## Begin Recorded data

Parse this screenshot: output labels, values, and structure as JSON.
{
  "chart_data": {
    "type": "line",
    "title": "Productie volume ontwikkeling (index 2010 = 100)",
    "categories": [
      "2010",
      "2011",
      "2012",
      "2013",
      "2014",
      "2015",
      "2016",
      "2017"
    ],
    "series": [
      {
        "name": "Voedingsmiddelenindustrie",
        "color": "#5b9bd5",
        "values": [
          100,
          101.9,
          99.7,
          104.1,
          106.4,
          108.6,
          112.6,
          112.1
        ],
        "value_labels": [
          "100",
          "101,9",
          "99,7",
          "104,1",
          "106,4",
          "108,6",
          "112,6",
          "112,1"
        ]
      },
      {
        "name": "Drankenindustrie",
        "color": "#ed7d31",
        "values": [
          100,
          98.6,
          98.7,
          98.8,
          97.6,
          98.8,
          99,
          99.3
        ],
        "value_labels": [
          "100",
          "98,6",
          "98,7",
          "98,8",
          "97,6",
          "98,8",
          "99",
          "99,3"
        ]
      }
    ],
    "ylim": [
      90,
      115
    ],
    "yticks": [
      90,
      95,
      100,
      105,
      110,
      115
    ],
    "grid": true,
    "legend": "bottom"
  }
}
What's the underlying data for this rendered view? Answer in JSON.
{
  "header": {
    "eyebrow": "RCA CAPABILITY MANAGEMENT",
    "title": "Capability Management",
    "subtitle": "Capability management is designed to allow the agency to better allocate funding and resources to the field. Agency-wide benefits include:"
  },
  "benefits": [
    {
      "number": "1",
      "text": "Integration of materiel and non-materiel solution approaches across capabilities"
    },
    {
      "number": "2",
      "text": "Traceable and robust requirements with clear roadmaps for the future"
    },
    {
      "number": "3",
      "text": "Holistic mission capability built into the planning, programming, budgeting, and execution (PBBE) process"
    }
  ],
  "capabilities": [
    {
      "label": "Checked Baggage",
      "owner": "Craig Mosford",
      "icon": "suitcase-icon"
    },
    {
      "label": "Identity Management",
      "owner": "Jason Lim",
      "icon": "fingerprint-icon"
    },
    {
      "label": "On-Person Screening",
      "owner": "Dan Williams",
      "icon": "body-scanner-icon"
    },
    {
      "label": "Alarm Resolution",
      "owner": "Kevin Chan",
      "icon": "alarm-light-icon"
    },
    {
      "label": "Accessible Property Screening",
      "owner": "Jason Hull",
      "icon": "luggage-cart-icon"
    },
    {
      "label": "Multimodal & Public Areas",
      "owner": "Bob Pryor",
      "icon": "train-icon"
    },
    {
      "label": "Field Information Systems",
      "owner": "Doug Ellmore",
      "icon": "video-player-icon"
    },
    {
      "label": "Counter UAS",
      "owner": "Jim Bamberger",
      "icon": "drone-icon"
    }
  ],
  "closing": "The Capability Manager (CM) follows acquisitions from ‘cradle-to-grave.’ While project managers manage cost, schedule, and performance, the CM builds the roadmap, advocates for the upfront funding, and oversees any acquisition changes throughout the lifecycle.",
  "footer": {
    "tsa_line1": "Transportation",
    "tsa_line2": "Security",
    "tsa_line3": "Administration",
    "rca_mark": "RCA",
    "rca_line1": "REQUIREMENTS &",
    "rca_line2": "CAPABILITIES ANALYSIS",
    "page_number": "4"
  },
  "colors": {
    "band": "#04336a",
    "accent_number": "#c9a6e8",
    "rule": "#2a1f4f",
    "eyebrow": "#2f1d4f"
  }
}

## End Recorded data

Return what is listed above, exactly and completely.

**Response below:**
Parse this screenshot: output labels, values, and structure as JSON.
{
  "chart_data": {
    "type": "line",
    "title": "Productie volume ontwikkeling (index 2010 = 100)",
    "categories": [
      "2010",
      "2011",
      "2012",
      "2013",
      "2014",
      "2015",
      "2016",
      "2017"
    ],
    "series": [
      {
        "name": "Voedingsmiddelenindustrie",
        "color": "#5b9bd5",
        "values": [
          100,
          101.9,
          99.7,
          104.1,
          106.4,
          108.6,
          112.6,
          112.1
        ],
        "value_labels": [
          "100",
          "101,9",
          "99,7",
          "104,1",
          "106,4",
          "108,6",
          "112,6",
          "112,1"
        ]
      },
      {
        "name": "Drankenindustrie",
        "color": "#ed7d31",
        "values": [
          100,
          98.6,
          98.7,
          98.8,
          97.6,
          98.8,
          99,
          99.3
        ],
        "value_labels": [
          "100",
          "98,6",
          "98,7",
          "98,8",
          "97,6",
          "98,8",
          "99",
          "99,3"
        ]
      }
    ],
    "ylim": [
      90,
      115
    ],
    "yticks": [
      90,
      95,
      100,
      105,
      110,
      115
    ],
    "grid": true,
    "legend": "bottom"
  }
}
What's the underlying data for this rendered view? Answer in JSON.
{
  "header": {
    "eyebrow": "RCA CAPABILITY MANAGEMENT",
    "title": "Capability Management",
    "subtitle": "Capability management is designed to allow the agency to better allocate funding and resources to the field. Agency-wide benefits include:"
  },
  "benefits": [
    {
      "number": "1",
      "text": "Integration of materiel and non-materiel solution approaches across capabilities"
    },
    {
      "number": "2",
      "text": "Traceable and robust requirements with clear roadmaps for the future"
    },
    {
      "number": "3",
      "text": "Holistic mission capability built into the planning, programming, budgeting, and execution (PBBE) process"
    }
  ],
  "capabilities": [
    {
      "label": "Checked Baggage",
      "owner": "Craig Mosford",
      "icon": "suitcase-icon"
    },
    {
      "label": "Identity Management",
      "owner": "Jason Lim",
      "icon": "fingerprint-icon"
    },
    {
      "label": "On-Person Screening",
      "owner": "Dan Williams",
      "icon": "body-scanner-icon"
    },
    {
      "label": "Alarm Resolution",
      "owner": "Kevin Chan",
      "icon": "alarm-light-icon"
    },
    {
      "label": "Accessible Property Screening",
      "owner": "Jason Hull",
      "icon": "luggage-cart-icon"
    },
    {
      "label": "Multimodal & Public Areas",
      "owner": "Bob Pryor",
      "icon": "train-icon"
    },
    {
      "label": "Field Information Systems",
      "owner": "Doug Ellmore",
      "icon": "video-player-icon"
    },
    {
      "label": "Counter UAS",
      "owner": "Jim Bamberger",
      "icon": "drone-icon"
    }
  ],
  "closing": "The Capability Manager (CM) follows acquisitions from ‘cradle-to-grave.’ While project managers manage cost, schedule, and performance, the CM builds the roadmap, advocates for the upfront funding, and oversees any acquisition changes throughout the lifecycle.",
  "footer": {
    "tsa_line1": "Transportation",
    "tsa_line2": "Security",
    "tsa_line3": "Administration",
    "rca_mark": "RCA",
    "rca_line1": "REQUIREMENTS &",
    "rca_line2": "CAPABILITIES ANALYSIS",
    "page_number": "4"
  },
  "colors": {
    "band": "#04336a",
    "accent_number": "#c9a6e8",
    "rule": "#2a1f4f",
    "eyebrow": "#2f1d4f"
  }
}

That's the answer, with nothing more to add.